■ **Text section**

▶

Submerged Branch

Critique Style Requested: Initial Reaction

Please share your immediate response to the image before reading the photographer’s intent (obscured text below) or other comments. The photographer seeks a genuinely unbiased first impression.

Questions to guide your feedback

What associations do you make when you see this image?

Other Information

Please leave your feedback before viewing the blurred information below, once you have replied, click to reveal the text and see if your assessment aligns with the photographer. Remember, this if for their benefit to learn what your unbiased reaction is.

Image Description

This is a small snapshot of the Upper Deschutes River on a day when there was a lot of foam on the water. It was shot in the fall, which explains the minute debris on the surface.

Technical Details

GFX50R, 45-100mm, f/16, iso 2000

Specific Feedback

I am mostly interested in the conceptional and emotional response to this image. Actually all feedback is welcome since the composition is a bit unorthodox as well.

1 Like

What I like is the stong structure and the contrasting movement created by the main lines converging on the subject. They seem to pusch it forward fighting against the thin lines moving in the opposite direction. This contrast is reinforced by the color contrast of the warm colors of the woods and the livid blue of the water.

Good. Yes, there are forces involved.

My immediate response: Frozen forces (not by way of shutter speed, but ice).

Igor, the lines in the foam do a great job of keeping my eyes moving throughout the frame. The scattered leaves add a lot of interest, especially in the foreground. The mix of static and dynamic is quite striking.

◀

[Extracted data entries]
▶

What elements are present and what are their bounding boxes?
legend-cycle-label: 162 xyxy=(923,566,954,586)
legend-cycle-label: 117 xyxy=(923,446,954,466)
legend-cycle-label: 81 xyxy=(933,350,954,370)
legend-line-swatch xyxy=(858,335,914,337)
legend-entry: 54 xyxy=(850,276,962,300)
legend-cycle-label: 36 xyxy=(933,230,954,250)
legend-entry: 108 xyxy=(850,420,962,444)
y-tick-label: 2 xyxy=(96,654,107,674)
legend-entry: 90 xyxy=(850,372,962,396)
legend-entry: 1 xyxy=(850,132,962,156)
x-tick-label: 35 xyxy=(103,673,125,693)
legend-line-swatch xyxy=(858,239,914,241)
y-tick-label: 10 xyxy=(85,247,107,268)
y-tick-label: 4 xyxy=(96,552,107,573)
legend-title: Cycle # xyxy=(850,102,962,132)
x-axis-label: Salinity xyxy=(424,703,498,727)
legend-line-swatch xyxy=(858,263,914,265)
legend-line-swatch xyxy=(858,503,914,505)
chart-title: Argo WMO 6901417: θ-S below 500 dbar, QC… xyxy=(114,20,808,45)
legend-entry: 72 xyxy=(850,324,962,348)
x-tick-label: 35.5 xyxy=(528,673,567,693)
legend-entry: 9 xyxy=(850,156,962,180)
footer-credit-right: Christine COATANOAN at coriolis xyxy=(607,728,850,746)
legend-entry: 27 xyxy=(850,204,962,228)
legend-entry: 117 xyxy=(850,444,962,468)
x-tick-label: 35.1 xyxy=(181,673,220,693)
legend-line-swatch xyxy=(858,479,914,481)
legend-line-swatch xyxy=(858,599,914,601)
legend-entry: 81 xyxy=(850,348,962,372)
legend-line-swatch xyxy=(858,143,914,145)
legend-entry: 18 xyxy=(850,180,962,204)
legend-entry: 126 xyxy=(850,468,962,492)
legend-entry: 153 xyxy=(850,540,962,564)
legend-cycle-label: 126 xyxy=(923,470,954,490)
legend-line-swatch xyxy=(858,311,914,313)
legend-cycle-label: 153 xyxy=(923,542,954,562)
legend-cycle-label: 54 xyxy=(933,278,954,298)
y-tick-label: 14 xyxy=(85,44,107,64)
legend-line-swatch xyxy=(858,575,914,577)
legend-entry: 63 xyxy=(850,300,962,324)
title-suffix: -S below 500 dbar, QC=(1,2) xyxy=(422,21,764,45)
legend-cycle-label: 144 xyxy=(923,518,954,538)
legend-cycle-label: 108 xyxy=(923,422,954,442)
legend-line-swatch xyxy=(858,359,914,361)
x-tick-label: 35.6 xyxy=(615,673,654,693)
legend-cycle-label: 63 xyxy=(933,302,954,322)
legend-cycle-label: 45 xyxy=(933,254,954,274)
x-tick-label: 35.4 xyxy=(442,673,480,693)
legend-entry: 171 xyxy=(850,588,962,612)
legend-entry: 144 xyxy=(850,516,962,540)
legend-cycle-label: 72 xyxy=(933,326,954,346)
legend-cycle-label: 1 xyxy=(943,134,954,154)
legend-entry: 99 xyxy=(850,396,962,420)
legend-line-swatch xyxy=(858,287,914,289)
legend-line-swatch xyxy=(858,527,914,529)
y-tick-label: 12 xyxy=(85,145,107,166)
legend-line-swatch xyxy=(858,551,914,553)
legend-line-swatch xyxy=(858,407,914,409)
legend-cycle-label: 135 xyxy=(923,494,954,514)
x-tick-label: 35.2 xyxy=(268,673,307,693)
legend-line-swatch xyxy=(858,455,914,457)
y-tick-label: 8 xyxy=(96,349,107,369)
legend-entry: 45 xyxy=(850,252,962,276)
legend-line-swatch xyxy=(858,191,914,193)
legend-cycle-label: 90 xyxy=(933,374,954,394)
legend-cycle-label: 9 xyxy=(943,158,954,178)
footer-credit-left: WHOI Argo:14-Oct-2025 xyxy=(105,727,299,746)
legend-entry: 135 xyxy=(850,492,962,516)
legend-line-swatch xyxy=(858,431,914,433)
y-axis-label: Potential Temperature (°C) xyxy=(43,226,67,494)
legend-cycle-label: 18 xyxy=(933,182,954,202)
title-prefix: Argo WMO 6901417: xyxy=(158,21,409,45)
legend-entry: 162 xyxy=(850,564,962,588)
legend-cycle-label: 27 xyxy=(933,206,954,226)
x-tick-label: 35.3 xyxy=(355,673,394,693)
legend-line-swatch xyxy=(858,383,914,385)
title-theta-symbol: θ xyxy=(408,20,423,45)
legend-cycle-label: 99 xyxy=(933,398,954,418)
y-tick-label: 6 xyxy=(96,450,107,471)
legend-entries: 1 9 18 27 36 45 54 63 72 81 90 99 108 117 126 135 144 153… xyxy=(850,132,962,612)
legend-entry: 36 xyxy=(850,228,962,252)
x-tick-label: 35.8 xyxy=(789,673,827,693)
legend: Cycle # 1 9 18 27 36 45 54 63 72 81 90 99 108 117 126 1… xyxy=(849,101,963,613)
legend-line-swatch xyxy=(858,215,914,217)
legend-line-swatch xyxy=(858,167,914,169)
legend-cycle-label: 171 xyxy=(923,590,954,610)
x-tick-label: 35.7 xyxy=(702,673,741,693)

◀

■ **Activity**
Rewrite the image description between "Image Description" and "on the surface.", inclusive, changing "fall" to "autumn".

■ **Response to this task**
Image Description

This is a small snapshot of the Upper Deschutes River on a day when there was a lot of foam on the water. It was shot in the autumn, which explains the minute debris on the surface.